What the exercise asks ▸
Print, word for word, the passage of the forum thread on the Routemaster below that opens with the words containing "The Routemasters were" and closes with "or off a bus?".

** start Document excerpt **

# End Of The Routemaster



## JoT (Aug 12, 2003)

The last Routemaster will set off from Marble Arch to Brixton Garage at noon on Friday.

The move to get rid of the Routemaster has been supported by Comrade Mayor Livingstone after saying in 2001:

*"Only a ghastly dehumanised moron would want to get rid of the Routmaster"*

I will reserve my comments on the man for a closed forum









What have we got now? Bendy buses, not only are they wider than the Routemaster (not good in London streets) they ride up on the pavements when going round corners and have an unnerving habit of setting on fire







Then there are the big one man operated (OMO) doble decker buses that are almost as wide as the Bendy buses, in certain areas of London you take a big risk sitting on the top-deck of these buses with no conductor, it is so bad you will often see people standing on the bottom deck with seats available on the top deck.

The Routemasters were quicker because there was no delay having to pay the driver as on the OMO buses, they caused less traffic problems because they weren't stopped at bus stops as long. Having a conductor on board was good for safety IMO.

One of the reasons given for getting rid of the Routmaster was poor access .... well I am sorry .... the entrance to the Routemaster is larger than the other buses and there is a conductor to assist people getting on and off .... when was the last time you saw an OMO bus driver help someone on or off a bus?

There was talk of a modern Routemaster being introduced .... sadly it didnt get anywhere









London will be a poorer place IMO


----------



## scottishcammy (Jul 11, 2003)

Showing my ignorance here John, but what is a routemaster?


----------



## JoT (Aug 12, 2003)

scottishcammy said:


> Showing my ignorance here John, but what is a routemaster?
> 
> 
> 
> ...


One of these


----------



## scottishcammy (Jul 11, 2003)

Oh! I feel like a right twat now! I had no idea that is what they were called, sorry John. That seems a real shame. Princes Street in Edinburgh is getting pedestrianised and apparently trams are being reintroduced.

If the routemasters are working, why are they getting rid of them?


----------



## JoT (Aug 12, 2003)

Cammy the buses are old and aren't going to last for ever I suppose, the environmentalists don't like them and they don't conform to modern "access" regulations. However although the modern buses are supposed to be easier to get on there isn't a conductor to help so it negates any advantage the improved access provides.

The alternatives to the Routemaster just aren't as good, the bendy buses hold around 20 less people per bus and the journey is slower due to the OMO system. I used to use the Waterloo to Victoria route till it went "Bendy" so I tend to take the tube or a taxi now







The modern doubledeckers are better than the bendy buses but as they are OMO still take longer, they are also very "jerky" with automatic or semi-automatic geraboxes and severe brakes. They tend to be driven in a manner of quick acceleration and quick deceleration ... I have seen old people and children take a tumble ... but never have on a Routemaster; saw someone fall out of one once







but that was his own fault









What people camapaigned for was a modern Routemaster .... sadly it didn't happen


----------



## ETCHY (Aug 3, 2004)

** end Document excerpt **
** start Raw data **

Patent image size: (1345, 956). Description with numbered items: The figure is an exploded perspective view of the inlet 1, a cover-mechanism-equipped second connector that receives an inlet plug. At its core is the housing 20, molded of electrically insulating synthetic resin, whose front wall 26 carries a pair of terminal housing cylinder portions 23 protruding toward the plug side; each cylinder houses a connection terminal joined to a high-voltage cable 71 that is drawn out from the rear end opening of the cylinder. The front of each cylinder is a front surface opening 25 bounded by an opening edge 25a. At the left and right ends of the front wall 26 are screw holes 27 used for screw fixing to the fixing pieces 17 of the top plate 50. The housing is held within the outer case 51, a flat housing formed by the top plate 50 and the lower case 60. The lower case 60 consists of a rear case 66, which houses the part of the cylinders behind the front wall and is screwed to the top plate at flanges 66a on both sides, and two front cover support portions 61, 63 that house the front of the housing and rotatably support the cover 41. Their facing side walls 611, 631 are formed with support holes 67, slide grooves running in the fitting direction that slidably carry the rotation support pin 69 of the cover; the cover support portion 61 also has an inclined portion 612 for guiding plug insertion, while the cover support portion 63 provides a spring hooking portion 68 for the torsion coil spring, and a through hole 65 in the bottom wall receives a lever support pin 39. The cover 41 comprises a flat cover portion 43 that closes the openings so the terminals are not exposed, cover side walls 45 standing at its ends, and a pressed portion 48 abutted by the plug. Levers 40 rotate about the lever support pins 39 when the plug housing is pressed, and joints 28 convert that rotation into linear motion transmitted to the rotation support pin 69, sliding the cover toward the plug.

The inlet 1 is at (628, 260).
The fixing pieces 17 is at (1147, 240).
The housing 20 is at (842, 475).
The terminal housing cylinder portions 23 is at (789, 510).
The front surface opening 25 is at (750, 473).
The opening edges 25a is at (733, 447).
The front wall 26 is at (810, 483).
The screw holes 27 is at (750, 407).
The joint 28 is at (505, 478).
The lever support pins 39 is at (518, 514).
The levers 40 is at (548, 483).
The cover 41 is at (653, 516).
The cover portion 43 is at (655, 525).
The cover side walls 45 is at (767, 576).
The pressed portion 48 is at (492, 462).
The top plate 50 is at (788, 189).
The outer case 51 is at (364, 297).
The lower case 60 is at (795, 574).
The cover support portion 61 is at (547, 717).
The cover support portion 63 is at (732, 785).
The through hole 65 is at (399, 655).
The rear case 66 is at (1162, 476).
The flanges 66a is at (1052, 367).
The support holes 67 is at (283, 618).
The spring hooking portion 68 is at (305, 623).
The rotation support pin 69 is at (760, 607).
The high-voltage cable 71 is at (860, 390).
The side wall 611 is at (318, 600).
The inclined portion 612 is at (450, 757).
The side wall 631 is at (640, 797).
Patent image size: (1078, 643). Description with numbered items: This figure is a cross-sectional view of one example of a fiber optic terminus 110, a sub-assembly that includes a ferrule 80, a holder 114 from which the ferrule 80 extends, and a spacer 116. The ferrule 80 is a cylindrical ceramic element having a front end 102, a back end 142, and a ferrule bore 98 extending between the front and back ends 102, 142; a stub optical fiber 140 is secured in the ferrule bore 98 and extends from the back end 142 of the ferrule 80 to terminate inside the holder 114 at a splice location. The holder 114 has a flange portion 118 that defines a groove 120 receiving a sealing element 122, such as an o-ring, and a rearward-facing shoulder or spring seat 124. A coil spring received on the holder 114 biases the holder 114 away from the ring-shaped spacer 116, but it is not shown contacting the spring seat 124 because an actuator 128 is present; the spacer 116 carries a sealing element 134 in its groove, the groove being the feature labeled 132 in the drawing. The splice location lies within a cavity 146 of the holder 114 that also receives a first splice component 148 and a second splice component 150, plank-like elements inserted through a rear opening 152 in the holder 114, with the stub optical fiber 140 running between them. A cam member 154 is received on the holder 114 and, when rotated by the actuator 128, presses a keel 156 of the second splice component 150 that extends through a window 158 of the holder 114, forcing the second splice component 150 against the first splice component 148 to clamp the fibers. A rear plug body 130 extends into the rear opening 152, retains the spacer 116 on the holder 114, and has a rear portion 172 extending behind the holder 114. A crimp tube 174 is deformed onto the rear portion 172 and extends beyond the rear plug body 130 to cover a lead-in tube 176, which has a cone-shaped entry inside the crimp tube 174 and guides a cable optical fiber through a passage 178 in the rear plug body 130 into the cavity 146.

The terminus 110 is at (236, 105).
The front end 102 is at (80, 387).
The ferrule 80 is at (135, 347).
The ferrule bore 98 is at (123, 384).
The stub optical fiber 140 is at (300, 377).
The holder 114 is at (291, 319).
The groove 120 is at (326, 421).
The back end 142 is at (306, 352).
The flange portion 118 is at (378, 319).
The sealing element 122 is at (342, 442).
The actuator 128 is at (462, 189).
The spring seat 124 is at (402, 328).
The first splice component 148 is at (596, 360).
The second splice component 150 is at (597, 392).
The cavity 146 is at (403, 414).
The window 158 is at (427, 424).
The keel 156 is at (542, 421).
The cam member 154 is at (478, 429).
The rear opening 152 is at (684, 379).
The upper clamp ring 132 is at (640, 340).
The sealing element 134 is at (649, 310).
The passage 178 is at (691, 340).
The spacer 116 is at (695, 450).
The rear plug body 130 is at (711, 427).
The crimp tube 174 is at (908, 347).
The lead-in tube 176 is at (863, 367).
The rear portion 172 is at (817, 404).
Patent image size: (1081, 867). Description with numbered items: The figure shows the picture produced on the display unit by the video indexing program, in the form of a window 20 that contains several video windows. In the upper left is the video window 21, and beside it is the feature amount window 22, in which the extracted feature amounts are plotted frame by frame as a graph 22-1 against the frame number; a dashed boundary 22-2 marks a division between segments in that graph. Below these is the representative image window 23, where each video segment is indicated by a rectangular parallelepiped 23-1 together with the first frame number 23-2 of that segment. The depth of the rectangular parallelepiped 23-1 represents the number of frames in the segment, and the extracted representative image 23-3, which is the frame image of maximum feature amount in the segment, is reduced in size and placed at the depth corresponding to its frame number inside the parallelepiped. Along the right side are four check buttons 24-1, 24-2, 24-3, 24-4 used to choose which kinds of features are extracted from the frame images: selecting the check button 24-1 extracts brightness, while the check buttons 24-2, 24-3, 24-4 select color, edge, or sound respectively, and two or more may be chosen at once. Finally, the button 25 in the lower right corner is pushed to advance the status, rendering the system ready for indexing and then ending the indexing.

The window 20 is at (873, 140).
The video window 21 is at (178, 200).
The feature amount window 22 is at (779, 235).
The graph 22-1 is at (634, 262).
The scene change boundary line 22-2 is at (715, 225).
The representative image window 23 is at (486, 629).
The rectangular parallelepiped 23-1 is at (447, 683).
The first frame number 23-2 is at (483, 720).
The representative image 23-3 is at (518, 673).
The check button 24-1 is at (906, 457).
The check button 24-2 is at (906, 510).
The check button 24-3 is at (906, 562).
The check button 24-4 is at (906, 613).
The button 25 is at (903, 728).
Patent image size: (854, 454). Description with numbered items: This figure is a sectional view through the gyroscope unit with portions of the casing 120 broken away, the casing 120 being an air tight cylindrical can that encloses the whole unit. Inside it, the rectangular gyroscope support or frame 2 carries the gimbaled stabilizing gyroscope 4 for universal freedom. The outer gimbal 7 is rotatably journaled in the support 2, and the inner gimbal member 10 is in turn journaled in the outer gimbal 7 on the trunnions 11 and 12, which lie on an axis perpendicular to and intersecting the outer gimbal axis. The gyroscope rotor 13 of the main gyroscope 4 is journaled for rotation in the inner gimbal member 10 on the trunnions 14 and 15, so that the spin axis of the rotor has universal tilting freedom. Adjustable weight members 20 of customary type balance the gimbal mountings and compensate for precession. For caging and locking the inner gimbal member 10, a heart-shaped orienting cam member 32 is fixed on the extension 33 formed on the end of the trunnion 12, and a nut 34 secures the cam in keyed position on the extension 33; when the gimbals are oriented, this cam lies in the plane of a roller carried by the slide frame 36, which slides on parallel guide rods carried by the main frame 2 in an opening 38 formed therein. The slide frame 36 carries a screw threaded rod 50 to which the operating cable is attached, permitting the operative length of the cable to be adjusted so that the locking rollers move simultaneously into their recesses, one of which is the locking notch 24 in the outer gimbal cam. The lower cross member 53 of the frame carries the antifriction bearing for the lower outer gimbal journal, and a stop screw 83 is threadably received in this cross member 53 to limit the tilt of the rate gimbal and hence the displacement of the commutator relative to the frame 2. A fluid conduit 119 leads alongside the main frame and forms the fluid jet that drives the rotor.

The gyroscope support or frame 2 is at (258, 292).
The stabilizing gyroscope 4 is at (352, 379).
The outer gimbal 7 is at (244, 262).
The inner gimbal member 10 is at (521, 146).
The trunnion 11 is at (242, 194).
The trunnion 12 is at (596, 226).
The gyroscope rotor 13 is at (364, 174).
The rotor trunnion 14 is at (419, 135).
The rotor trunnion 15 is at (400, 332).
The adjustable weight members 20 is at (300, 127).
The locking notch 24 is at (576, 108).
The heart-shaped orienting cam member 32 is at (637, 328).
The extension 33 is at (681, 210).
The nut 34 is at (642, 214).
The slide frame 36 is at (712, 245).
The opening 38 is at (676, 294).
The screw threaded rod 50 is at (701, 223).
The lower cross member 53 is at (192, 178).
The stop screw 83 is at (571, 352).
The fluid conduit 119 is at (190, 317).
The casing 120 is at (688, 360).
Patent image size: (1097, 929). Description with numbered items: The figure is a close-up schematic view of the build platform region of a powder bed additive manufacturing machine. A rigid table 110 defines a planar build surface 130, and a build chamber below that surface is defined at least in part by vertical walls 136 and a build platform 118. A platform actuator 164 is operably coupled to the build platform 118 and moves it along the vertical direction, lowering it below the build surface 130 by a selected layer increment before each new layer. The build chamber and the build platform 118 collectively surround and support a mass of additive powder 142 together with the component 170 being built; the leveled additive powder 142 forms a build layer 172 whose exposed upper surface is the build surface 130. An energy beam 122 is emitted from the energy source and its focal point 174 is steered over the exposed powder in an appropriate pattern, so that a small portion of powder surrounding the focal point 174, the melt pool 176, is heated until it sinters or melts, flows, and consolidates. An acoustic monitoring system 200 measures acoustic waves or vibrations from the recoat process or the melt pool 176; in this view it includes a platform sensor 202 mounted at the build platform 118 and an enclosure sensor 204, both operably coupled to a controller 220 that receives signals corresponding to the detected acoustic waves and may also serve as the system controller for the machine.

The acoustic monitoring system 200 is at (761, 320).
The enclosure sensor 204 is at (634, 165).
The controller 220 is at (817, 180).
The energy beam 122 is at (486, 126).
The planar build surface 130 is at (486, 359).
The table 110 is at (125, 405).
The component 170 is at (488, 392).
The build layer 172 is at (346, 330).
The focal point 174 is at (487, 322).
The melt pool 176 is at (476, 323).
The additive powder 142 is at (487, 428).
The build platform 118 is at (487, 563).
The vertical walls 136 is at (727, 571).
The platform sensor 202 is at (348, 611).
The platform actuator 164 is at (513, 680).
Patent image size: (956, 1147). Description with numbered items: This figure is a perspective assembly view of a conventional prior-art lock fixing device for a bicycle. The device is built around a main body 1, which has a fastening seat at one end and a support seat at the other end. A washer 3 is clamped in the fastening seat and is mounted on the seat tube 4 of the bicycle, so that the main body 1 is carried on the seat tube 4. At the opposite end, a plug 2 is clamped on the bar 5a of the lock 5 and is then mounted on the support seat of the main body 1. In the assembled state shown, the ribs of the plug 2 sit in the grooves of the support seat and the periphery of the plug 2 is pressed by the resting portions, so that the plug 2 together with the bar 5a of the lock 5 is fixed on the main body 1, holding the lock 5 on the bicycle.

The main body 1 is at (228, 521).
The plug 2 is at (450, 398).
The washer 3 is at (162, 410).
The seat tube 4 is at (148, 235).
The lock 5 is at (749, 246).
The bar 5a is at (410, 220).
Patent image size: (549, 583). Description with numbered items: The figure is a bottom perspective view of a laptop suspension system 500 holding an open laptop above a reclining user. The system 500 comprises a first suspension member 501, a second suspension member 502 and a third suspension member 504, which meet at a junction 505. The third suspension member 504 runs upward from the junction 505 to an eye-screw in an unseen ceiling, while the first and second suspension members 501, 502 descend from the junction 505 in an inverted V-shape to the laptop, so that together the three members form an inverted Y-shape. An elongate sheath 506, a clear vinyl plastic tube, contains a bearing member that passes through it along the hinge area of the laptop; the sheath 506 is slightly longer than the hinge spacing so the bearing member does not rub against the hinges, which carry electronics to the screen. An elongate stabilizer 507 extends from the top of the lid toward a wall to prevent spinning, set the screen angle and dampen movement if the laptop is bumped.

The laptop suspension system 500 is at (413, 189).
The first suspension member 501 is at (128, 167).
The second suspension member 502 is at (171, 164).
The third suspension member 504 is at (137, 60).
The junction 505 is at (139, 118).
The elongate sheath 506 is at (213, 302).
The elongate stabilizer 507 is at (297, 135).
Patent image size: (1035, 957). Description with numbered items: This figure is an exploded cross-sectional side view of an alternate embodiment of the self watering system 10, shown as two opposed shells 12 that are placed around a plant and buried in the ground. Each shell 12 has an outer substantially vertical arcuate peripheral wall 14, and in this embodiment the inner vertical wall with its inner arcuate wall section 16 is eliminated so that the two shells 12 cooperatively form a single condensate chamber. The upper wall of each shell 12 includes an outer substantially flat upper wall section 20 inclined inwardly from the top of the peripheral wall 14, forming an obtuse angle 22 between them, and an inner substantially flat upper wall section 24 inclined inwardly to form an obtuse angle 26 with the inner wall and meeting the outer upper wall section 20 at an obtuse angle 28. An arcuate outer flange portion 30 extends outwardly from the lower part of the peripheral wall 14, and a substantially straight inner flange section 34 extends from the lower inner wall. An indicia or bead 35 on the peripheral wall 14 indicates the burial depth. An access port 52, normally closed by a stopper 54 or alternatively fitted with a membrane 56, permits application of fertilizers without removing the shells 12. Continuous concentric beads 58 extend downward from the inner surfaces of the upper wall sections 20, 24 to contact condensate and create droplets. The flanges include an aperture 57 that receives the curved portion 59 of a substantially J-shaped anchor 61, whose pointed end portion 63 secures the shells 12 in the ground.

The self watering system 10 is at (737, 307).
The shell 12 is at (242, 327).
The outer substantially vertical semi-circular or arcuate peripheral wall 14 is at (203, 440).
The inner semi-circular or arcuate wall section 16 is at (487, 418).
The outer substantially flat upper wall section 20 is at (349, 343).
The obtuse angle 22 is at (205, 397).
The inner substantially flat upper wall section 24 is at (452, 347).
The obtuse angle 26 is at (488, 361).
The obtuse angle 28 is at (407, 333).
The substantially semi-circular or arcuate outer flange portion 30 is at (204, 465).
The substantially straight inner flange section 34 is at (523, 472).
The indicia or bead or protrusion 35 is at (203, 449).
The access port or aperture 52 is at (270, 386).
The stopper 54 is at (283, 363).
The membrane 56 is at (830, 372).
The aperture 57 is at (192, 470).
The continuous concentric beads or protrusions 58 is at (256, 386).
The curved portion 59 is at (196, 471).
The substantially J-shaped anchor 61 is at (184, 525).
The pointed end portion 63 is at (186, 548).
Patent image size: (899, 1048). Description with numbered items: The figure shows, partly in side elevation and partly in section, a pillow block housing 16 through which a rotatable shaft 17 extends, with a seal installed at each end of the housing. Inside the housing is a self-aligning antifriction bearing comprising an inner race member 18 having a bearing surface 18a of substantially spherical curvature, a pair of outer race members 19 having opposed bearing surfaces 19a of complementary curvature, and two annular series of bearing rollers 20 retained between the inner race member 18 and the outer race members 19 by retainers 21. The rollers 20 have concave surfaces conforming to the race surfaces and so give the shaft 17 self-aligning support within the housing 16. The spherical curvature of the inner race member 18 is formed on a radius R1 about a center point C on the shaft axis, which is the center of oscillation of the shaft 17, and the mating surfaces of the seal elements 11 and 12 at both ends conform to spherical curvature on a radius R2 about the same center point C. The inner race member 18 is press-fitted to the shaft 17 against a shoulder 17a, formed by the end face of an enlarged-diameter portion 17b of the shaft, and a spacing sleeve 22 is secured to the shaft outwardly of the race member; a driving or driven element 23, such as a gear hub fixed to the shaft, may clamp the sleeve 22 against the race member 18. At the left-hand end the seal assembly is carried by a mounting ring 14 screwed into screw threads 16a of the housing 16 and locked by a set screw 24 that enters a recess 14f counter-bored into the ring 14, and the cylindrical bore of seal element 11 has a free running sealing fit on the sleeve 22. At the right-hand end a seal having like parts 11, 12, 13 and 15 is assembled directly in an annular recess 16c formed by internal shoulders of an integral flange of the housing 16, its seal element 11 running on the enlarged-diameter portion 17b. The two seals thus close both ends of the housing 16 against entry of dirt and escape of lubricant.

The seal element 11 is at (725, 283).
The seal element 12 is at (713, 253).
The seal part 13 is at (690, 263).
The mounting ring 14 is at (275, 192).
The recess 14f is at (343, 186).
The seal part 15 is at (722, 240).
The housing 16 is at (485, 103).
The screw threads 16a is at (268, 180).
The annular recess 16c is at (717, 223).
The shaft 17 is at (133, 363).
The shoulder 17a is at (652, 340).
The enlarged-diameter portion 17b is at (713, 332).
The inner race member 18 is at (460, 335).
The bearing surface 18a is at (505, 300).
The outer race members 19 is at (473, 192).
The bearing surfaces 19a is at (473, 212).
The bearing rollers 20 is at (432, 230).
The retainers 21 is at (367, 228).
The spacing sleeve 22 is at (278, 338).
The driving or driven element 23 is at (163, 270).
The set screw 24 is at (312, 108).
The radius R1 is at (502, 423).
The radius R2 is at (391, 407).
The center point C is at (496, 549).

** end Raw data **

The response ▸
The Routemasters were quicker because there was no delay having to pay the driver as on the OMO buses, they caused less traffic problems because they weren't stopped at bus stops as long. Having a conductor on board was good for safety IMO.

One of the reasons given for getting rid of the Routmaster was poor access .... well I am sorry .... the entrance to the Routemaster is larger than the other buses and there is a conductor to assist people getting on and off .... when was the last time you saw an OMO bus driver help someone on or off a bus?